| Work instructions |
Would you count how many lines of the material below hold the string "Molley"? Give only the number.

| Dataset records |
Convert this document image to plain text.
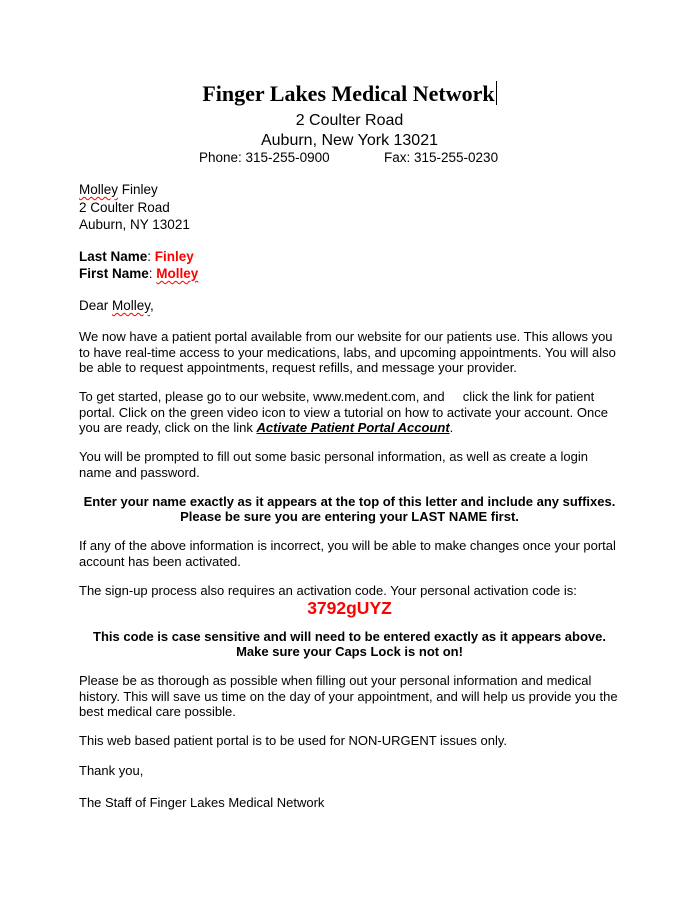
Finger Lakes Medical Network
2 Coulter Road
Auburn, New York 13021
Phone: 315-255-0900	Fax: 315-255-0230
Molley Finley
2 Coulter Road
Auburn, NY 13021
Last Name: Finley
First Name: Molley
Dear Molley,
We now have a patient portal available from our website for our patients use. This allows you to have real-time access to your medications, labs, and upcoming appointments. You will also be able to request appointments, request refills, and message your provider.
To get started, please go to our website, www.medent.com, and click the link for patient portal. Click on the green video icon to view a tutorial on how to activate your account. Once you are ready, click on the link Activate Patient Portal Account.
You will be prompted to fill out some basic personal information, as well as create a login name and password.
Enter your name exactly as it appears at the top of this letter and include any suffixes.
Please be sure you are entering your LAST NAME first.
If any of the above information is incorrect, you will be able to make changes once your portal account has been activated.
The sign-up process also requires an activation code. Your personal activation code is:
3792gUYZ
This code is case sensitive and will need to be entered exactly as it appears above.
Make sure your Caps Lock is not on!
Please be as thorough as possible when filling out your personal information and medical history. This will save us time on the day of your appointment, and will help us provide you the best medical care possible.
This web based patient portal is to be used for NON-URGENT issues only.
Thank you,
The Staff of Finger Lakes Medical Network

| Answer to the exercise |
3